### Goal
Print all records exactly, leaving nothing out.

========================

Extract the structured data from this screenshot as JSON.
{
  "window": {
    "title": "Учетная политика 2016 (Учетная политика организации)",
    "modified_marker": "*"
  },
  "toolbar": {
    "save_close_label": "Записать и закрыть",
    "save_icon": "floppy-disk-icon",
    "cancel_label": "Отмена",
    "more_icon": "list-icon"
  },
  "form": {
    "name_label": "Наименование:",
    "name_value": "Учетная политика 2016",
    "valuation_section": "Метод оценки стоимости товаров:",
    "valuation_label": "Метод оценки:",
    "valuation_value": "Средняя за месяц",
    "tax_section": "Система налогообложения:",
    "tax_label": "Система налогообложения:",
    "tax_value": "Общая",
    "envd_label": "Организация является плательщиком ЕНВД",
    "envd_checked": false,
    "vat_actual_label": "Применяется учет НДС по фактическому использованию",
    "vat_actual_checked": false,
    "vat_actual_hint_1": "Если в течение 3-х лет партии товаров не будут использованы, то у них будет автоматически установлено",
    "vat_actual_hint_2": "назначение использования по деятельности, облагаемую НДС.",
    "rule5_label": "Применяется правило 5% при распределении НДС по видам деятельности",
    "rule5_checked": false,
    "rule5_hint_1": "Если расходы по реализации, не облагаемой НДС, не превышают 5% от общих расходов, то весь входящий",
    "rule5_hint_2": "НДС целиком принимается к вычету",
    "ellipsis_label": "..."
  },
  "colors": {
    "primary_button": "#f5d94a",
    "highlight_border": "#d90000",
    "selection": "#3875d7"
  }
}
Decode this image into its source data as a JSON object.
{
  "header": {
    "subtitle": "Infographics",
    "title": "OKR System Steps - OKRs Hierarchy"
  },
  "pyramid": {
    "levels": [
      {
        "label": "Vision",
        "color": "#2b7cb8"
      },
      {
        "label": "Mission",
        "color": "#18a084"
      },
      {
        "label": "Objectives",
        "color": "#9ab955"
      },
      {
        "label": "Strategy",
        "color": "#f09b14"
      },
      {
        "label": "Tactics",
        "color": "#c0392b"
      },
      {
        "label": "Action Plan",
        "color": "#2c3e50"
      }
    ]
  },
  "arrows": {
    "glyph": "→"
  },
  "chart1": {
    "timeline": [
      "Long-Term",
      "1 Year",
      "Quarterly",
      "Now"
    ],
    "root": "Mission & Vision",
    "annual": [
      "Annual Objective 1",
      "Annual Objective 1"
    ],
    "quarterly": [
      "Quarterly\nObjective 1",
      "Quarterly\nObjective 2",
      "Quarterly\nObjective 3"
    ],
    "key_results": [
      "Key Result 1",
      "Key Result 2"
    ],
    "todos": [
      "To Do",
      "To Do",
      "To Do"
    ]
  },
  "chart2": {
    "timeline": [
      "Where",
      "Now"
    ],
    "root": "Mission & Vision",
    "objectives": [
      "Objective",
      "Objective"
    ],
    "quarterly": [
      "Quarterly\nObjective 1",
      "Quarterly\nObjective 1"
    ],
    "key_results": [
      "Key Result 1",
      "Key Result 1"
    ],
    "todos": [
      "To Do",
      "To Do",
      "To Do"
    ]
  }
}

========================

### The output
Extract the structured data from this screenshot as JSON.
{
  "window": {
    "title": "Учетная политика 2016 (Учетная политика организации)",
    "modified_marker": "*"
  },
  "toolbar": {
    "save_close_label": "Записать и закрыть",
    "save_icon": "floppy-disk-icon",
    "cancel_label": "Отмена",
    "more_icon": "list-icon"
  },
  "form": {
    "name_label": "Наименование:",
    "name_value": "Учетная политика 2016",
    "valuation_section": "Метод оценки стоимости товаров:",
    "valuation_label": "Метод оценки:",
    "valuation_value": "Средняя за месяц",
    "tax_section": "Система налогообложения:",
    "tax_label": "Система налогообложения:",
    "tax_value": "Общая",
    "envd_label": "Организация является плательщиком ЕНВД",
    "envd_checked": false,
    "vat_actual_label": "Применяется учет НДС по фактическому использованию",
    "vat_actual_checked": false,
    "vat_actual_hint_1": "Если в течение 3-х лет партии товаров не будут использованы, то у них будет автоматически установлено",
    "vat_actual_hint_2": "назначение использования по деятельности, облагаемую НДС.",
    "rule5_label": "Применяется правило 5% при распределении НДС по видам деятельности",
    "rule5_checked": false,
    "rule5_hint_1": "Если расходы по реализации, не облагаемой НДС, не превышают 5% от общих расходов, то весь входящий",
    "rule5_hint_2": "НДС целиком принимается к вычету",
    "ellipsis_label": "..."
  },
  "colors": {
    "primary_button": "#f5d94a",
    "highlight_border": "#d90000",
    "selection": "#3875d7"
  }
}
Decode this image into its source data as a JSON object.
{
  "header": {
    "subtitle": "Infographics",
    "title": "OKR System Steps - OKRs Hierarchy"
  },
  "pyramid": {
    "levels": [
      {
        "label": "Vision",
        "color": "#2b7cb8"
      },
      {
        "label": "Mission",
        "color": "#18a084"
      },
      {
        "label": "Objectives",
        "color": "#9ab955"
      },
      {
        "label": "Strategy",
        "color": "#f09b14"
      },
      {
        "label": "Tactics",
        "color": "#c0392b"
      },
      {
        "label": "Action Plan",
        "color": "#2c3e50"
      }
    ]
  },
  "arrows": {
    "glyph": "→"
  },
  "chart1": {
    "timeline": [
      "Long-Term",
      "1 Year",
      "Quarterly",
      "Now"
    ],
    "root": "Mission & Vision",
    "annual": [
      "Annual Objective 1",
      "Annual Objective 1"
    ],
    "quarterly": [
      "Quarterly\nObjective 1",
      "Quarterly\nObjective 2",
      "Quarterly\nObjective 3"
    ],
    "key_results": [
      "Key Result 1",
      "Key Result 2"
    ],
    "todos": [
      "To Do",
      "To Do",
      "To Do"
    ]
  },
  "chart2": {
    "timeline": [
      "Where",
      "Now"
    ],
    "root": "Mission & Vision",
    "objectives": [
      "Objective",
      "Objective"
    ],
    "quarterly": [
      "Quarterly\nObjective 1",
      "Quarterly\nObjective 1"
    ],
    "key_results": [
      "Key Result 1",
      "Key Result 1"
    ],
    "todos": [
      "To Do",
      "To Do",
      "To Do"
    ]
  }
}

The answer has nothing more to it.